■ Description of the task: Show every line below where "Output" can be found.

■ Exercise materials:
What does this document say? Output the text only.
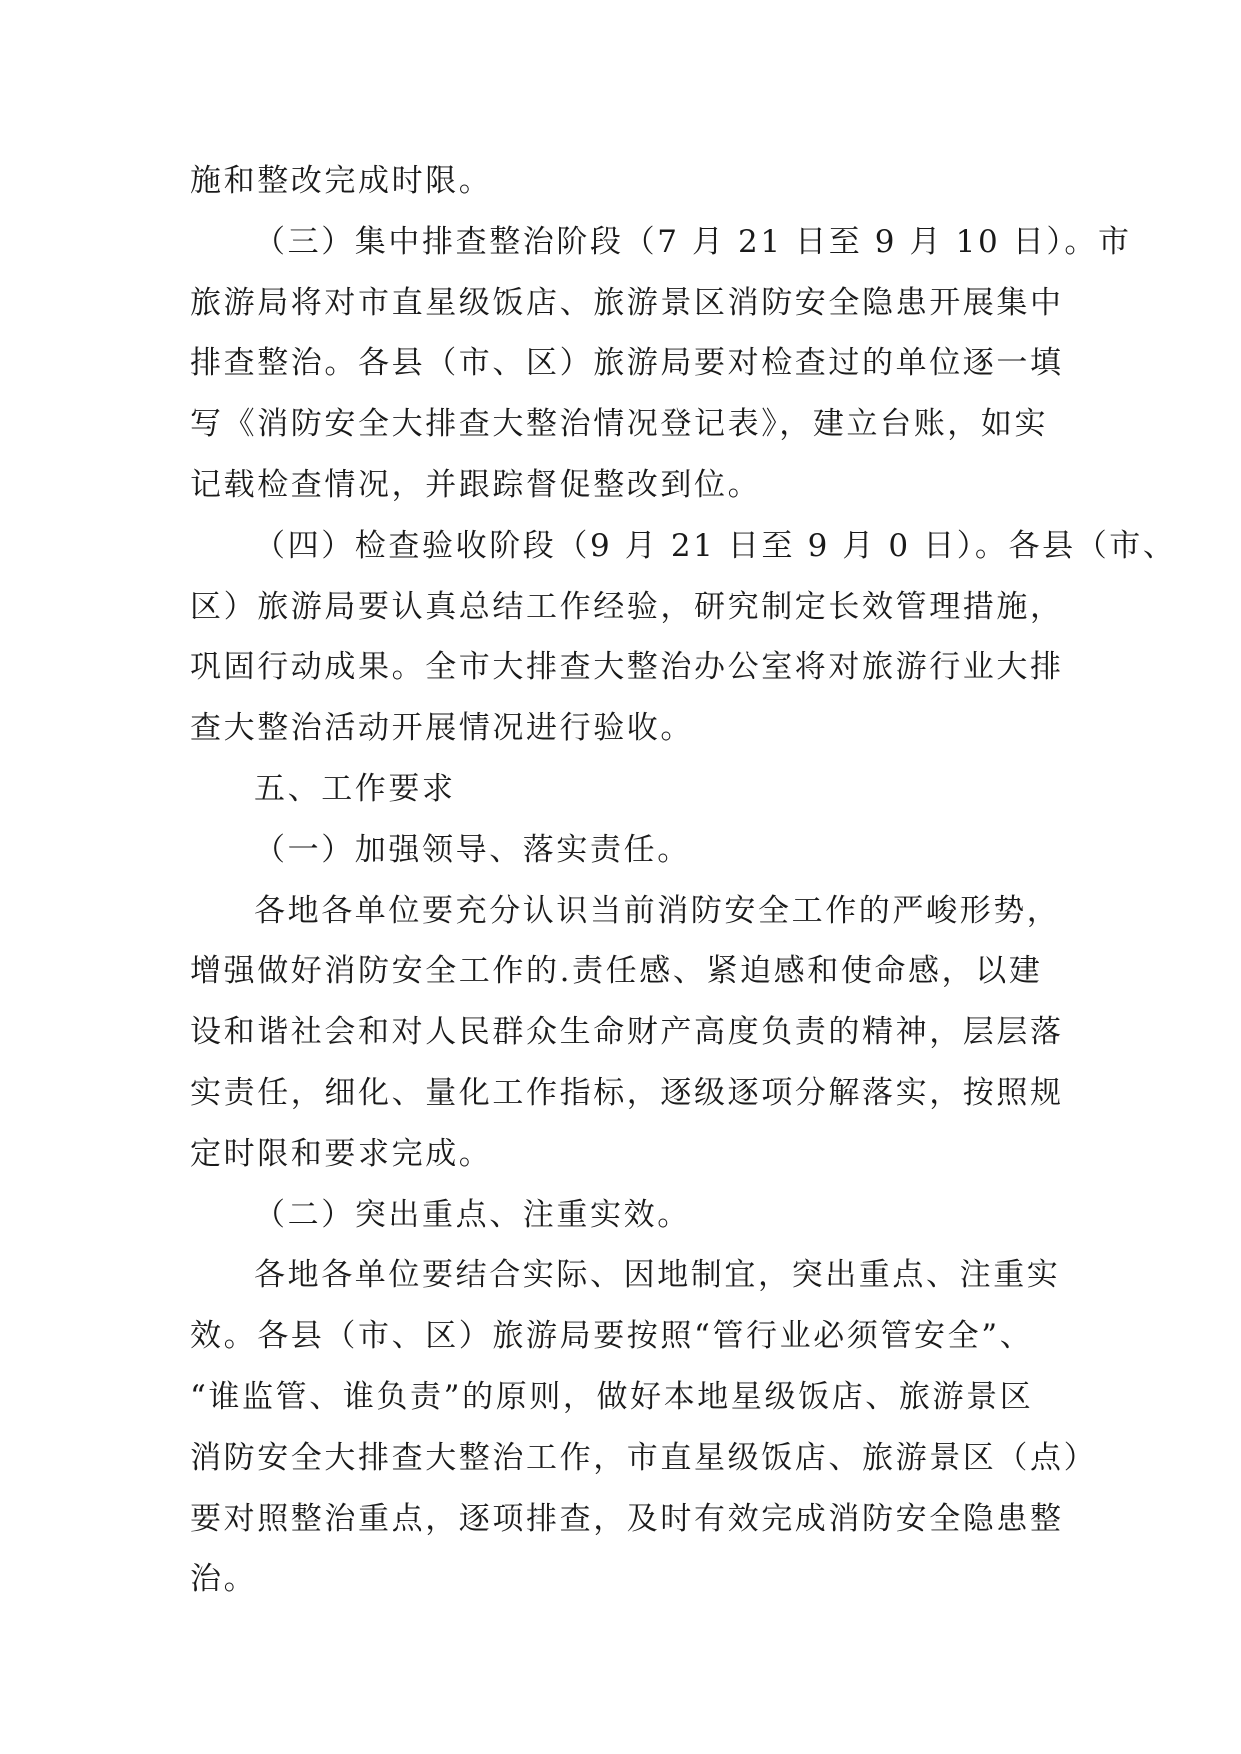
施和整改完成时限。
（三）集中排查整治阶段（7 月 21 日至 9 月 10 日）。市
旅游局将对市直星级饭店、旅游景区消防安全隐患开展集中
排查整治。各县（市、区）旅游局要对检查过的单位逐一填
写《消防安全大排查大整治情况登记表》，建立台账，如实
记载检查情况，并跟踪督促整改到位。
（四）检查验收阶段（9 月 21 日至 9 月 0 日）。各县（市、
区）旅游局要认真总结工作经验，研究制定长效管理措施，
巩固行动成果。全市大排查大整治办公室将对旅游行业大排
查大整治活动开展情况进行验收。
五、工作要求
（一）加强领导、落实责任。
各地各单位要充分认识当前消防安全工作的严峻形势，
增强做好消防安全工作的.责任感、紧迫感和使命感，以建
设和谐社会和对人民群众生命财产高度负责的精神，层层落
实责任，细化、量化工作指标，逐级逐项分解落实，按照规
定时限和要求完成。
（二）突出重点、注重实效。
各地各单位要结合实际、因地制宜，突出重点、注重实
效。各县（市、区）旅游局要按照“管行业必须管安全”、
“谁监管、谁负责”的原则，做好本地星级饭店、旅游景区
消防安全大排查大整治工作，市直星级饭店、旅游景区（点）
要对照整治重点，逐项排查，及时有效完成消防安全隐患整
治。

* * *

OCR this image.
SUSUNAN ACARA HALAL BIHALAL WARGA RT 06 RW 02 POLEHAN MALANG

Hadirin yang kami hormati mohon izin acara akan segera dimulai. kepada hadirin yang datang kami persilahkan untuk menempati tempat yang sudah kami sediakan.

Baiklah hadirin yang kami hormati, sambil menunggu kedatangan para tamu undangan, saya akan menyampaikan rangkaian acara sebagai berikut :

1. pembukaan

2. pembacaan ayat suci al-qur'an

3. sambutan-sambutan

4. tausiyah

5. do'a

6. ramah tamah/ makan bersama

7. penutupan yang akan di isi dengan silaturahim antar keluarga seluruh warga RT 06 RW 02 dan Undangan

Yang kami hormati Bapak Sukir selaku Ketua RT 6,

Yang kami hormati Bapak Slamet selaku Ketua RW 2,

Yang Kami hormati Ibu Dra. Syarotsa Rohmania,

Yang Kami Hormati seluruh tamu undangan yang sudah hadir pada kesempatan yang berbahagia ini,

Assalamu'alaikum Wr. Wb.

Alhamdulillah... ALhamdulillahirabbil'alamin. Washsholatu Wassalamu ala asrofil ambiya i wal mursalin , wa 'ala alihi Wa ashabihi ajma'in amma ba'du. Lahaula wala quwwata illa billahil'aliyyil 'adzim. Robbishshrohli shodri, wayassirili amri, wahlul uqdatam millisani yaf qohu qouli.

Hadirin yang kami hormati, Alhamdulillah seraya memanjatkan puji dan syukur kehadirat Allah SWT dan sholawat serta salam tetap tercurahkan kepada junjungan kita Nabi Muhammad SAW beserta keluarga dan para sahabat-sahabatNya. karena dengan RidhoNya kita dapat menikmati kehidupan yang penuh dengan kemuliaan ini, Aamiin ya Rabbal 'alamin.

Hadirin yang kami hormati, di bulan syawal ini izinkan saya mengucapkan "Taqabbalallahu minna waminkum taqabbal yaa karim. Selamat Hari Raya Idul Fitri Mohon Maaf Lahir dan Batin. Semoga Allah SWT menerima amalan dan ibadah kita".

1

...

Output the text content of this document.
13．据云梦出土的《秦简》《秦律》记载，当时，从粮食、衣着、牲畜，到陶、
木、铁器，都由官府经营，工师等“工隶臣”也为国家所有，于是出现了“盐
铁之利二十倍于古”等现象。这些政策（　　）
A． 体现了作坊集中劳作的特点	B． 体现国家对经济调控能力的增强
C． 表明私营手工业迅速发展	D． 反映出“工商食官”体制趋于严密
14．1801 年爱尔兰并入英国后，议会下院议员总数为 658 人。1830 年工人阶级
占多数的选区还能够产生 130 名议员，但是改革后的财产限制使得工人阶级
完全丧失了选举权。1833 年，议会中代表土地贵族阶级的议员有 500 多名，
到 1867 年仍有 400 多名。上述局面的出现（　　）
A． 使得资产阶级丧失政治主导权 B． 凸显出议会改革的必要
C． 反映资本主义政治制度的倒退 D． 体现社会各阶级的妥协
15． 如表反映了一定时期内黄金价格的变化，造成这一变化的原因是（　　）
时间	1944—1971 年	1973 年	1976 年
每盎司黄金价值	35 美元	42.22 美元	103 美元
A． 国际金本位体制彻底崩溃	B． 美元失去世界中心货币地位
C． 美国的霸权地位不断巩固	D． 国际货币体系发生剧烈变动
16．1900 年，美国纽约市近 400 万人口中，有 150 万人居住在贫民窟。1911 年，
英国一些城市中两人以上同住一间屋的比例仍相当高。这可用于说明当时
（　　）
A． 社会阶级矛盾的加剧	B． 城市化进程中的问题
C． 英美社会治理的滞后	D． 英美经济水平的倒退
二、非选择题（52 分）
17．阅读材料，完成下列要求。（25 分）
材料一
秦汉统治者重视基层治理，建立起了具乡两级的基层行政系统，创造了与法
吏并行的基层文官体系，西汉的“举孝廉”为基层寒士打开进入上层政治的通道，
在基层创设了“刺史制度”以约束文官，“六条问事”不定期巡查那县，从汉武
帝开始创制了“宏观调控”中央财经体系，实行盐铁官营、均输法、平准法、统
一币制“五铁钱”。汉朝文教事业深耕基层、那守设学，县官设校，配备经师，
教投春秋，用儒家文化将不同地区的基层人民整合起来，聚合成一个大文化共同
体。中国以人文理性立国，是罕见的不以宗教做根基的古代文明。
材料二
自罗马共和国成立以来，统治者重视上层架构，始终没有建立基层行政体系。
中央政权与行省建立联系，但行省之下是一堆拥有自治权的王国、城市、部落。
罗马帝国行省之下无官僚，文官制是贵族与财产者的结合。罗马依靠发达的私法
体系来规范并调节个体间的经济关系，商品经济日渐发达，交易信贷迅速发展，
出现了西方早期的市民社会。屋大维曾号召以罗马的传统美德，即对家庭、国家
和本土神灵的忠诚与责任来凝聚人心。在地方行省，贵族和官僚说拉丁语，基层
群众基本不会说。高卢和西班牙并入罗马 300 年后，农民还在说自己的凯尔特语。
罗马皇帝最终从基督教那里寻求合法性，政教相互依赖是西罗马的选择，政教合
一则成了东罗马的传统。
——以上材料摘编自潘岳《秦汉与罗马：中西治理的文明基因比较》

■ Result for this task:
What does this document say? Output the text only.
Output the text content of this document.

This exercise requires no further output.